Saved data entries

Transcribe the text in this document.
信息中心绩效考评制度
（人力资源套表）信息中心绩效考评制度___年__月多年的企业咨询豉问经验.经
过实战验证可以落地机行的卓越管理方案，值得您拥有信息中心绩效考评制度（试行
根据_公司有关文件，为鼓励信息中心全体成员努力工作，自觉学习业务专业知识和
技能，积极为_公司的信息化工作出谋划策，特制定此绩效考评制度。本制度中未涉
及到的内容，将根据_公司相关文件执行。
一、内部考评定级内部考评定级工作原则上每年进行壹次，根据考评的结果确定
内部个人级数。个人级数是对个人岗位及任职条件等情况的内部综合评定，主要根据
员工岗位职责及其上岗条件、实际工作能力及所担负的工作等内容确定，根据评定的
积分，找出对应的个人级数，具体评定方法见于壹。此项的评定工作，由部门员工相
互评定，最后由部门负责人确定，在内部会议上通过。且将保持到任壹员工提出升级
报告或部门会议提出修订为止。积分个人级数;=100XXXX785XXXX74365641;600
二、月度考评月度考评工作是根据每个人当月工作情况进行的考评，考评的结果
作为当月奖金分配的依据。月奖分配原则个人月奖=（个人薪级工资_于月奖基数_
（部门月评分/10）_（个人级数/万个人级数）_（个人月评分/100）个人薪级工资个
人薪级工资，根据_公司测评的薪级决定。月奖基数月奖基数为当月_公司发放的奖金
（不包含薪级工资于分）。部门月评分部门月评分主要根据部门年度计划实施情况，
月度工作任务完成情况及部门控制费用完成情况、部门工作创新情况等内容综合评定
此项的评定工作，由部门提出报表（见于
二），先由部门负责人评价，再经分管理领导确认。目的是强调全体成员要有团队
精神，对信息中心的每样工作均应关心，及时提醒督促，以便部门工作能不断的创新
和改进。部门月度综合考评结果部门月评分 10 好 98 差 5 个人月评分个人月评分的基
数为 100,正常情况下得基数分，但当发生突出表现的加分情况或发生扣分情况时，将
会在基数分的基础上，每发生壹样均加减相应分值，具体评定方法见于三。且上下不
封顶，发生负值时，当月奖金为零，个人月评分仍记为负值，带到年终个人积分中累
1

GOAL OF THE EXERCISE → Write out all the entries exactly.

FINAL ANSWER →
Transcribe the text in this document.
信息中心绩效考评制度
（人力资源套表）信息中心绩效考评制度___年__月多年的企业咨询豉问经验.经
过实战验证可以落地机行的卓越管理方案，值得您拥有信息中心绩效考评制度（试行
根据_公司有关文件，为鼓励信息中心全体成员努力工作，自觉学习业务专业知识和
技能，积极为_公司的信息化工作出谋划策，特制定此绩效考评制度。本制度中未涉
及到的内容，将根据_公司相关文件执行。
一、内部考评定级内部考评定级工作原则上每年进行壹次，根据考评的结果确定
内部个人级数。个人级数是对个人岗位及任职条件等情况的内部综合评定，主要根据
员工岗位职责及其上岗条件、实际工作能力及所担负的工作等内容确定，根据评定的
积分，找出对应的个人级数，具体评定方法见于壹。此项的评定工作，由部门员工相
互评定，最后由部门负责人确定，在内部会议上通过。且将保持到任壹员工提出升级
报告或部门会议提出修订为止。积分个人级数;=100XXXX785XXXX74365641;600
二、月度考评月度考评工作是根据每个人当月工作情况进行的考评，考评的结果
作为当月奖金分配的依据。月奖分配原则个人月奖=（个人薪级工资_于月奖基数_
（部门月评分/10）_（个人级数/万个人级数）_（个人月评分/100）个人薪级工资个
人薪级工资，根据_公司测评的薪级决定。月奖基数月奖基数为当月_公司发放的奖金
（不包含薪级工资于分）。部门月评分部门月评分主要根据部门年度计划实施情况，
月度工作任务完成情况及部门控制费用完成情况、部门工作创新情况等内容综合评定
此项的评定工作，由部门提出报表（见于
二），先由部门负责人评价，再经分管理领导确认。目的是强调全体成员要有团队
精神，对信息中心的每样工作均应关心，及时提醒督促，以便部门工作能不断的创新
和改进。部门月度综合考评结果部门月评分 10 好 98 差 5 个人月评分个人月评分的基
数为 100,正常情况下得基数分，但当发生突出表现的加分情况或发生扣分情况时，将
会在基数分的基础上，每发生壹样均加减相应分值，具体评定方法见于三。且上下不
封顶，发生负值时，当月奖金为零，个人月评分仍记为负值，带到年终个人积分中累
1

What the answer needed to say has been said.